■ **Given request**:
Reproduce the full listing that appears beneath this instruction exactly.

(Figure collection entries)
►

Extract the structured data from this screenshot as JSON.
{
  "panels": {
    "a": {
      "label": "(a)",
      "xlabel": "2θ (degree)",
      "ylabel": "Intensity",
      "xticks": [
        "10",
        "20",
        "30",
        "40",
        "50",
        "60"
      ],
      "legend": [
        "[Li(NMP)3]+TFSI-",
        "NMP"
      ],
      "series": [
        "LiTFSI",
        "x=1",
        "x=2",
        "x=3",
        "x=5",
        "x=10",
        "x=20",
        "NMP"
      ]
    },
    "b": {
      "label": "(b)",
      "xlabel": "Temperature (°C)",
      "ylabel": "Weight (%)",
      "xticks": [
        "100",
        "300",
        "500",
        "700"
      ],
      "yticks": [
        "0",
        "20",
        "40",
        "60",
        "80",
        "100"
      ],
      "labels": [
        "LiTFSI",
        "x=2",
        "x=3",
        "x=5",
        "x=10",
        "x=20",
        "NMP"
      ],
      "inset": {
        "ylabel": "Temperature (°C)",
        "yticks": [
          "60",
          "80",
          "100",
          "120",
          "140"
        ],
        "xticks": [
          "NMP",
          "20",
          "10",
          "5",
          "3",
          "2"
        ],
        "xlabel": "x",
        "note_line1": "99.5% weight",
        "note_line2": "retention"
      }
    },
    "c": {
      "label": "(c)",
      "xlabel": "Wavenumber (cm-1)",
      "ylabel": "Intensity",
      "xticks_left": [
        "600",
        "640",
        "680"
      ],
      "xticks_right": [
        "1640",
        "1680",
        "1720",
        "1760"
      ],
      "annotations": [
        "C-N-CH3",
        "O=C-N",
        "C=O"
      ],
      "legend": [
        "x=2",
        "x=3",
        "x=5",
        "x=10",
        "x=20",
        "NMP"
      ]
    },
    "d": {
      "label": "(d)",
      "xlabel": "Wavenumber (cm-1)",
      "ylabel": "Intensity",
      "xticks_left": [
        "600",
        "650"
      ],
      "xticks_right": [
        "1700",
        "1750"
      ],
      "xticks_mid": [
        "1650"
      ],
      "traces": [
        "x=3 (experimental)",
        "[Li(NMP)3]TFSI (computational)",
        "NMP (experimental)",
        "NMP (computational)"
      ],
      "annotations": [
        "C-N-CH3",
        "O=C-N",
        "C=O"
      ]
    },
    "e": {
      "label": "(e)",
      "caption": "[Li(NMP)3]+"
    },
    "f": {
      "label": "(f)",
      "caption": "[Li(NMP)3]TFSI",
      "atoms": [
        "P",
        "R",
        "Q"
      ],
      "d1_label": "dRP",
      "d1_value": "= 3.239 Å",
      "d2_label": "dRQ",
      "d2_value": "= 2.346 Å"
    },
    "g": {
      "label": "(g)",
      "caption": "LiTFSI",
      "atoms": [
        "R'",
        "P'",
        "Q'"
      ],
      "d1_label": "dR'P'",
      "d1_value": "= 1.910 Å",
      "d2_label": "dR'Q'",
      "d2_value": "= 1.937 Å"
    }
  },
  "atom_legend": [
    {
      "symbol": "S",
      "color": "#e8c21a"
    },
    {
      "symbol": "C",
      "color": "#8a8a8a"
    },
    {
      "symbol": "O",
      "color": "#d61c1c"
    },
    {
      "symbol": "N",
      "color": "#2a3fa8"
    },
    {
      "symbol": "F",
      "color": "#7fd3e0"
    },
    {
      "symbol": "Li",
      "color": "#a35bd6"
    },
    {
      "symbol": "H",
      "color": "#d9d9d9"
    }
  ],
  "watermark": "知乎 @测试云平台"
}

◄

■ **Task output**:
Extract the structured data from this screenshot as JSON.
{
  "panels": {
    "a": {
      "label": "(a)",
      "xlabel": "2θ (degree)",
      "ylabel": "Intensity",
      "xticks": [
        "10",
        "20",
        "30",
        "40",
        "50",
        "60"
      ],
      "legend": [
        "[Li(NMP)3]+TFSI-",
        "NMP"
      ],
      "series": [
        "LiTFSI",
        "x=1",
        "x=2",
        "x=3",
        "x=5",
        "x=10",
        "x=20",
        "NMP"
      ]
    },
    "b": {
      "label": "(b)",
      "xlabel": "Temperature (°C)",
      "ylabel": "Weight (%)",
      "xticks": [
        "100",
        "300",
        "500",
        "700"
      ],
      "yticks": [
        "0",
        "20",
        "40",
        "60",
        "80",
        "100"
      ],
      "labels": [
        "LiTFSI",
        "x=2",
        "x=3",
        "x=5",
        "x=10",
        "x=20",
        "NMP"
      ],
      "inset": {
        "ylabel": "Temperature (°C)",
        "yticks": [
          "60",
          "80",
          "100",
          "120",
          "140"
        ],
        "xticks": [
          "NMP",
          "20",
          "10",
          "5",
          "3",
          "2"
        ],
        "xlabel": "x",
        "note_line1": "99.5% weight",
        "note_line2": "retention"
      }
    },
    "c": {
      "label": "(c)",
      "xlabel": "Wavenumber (cm-1)",
      "ylabel": "Intensity",
      "xticks_left": [
        "600",
        "640",
        "680"
      ],
      "xticks_right": [
        "1640",
        "1680",
        "1720",
        "1760"
      ],
      "annotations": [
        "C-N-CH3",
        "O=C-N",
        "C=O"
      ],
      "legend": [
        "x=2",
        "x=3",
        "x=5",
        "x=10",
        "x=20",
        "NMP"
      ]
    },
    "d": {
      "label": "(d)",
      "xlabel": "Wavenumber (cm-1)",
      "ylabel": "Intensity",
      "xticks_left": [
        "600",
        "650"
      ],
      "xticks_right": [
        "1700",
        "1750"
      ],
      "xticks_mid": [
        "1650"
      ],
      "traces": [
        "x=3 (experimental)",
        "[Li(NMP)3]TFSI (computational)",
        "NMP (experimental)",
        "NMP (computational)"
      ],
      "annotations": [
        "C-N-CH3",
        "O=C-N",
        "C=O"
      ]
    },
    "e": {
      "label": "(e)",
      "caption": "[Li(NMP)3]+"
    },
    "f": {
      "label": "(f)",
      "caption": "[Li(NMP)3]TFSI",
      "atoms": [
        "P",
        "R",
        "Q"
      ],
      "d1_label": "dRP",
      "d1_value": "= 3.239 Å",
      "d2_label": "dRQ",
      "d2_value": "= 2.346 Å"
    },
    "g": {
      "label": "(g)",
      "caption": "LiTFSI",
      "atoms": [
        "R'",
        "P'",
        "Q'"
      ],
      "d1_label": "dR'P'",
      "d1_value": "= 1.910 Å",
      "d2_label": "dR'Q'",
      "d2_value": "= 1.937 Å"
    }
  },
  "atom_legend": [
    {
      "symbol": "S",
      "color": "#e8c21a"
    },
    {
      "symbol": "C",
      "color": "#8a8a8a"
    },
    {
      "symbol": "O",
      "color": "#d61c1c"
    },
    {
      "symbol": "N",
      "color": "#2a3fa8"
    },
    {
      "symbol": "F",
      "color": "#7fd3e0"
    },
    {
      "symbol": "Li",
      "color": "#a35bd6"
    },
    {
      "symbol": "H",
      "color": "#d9d9d9"
    }
  ],
  "watermark": "知乎 @测试云平台"
}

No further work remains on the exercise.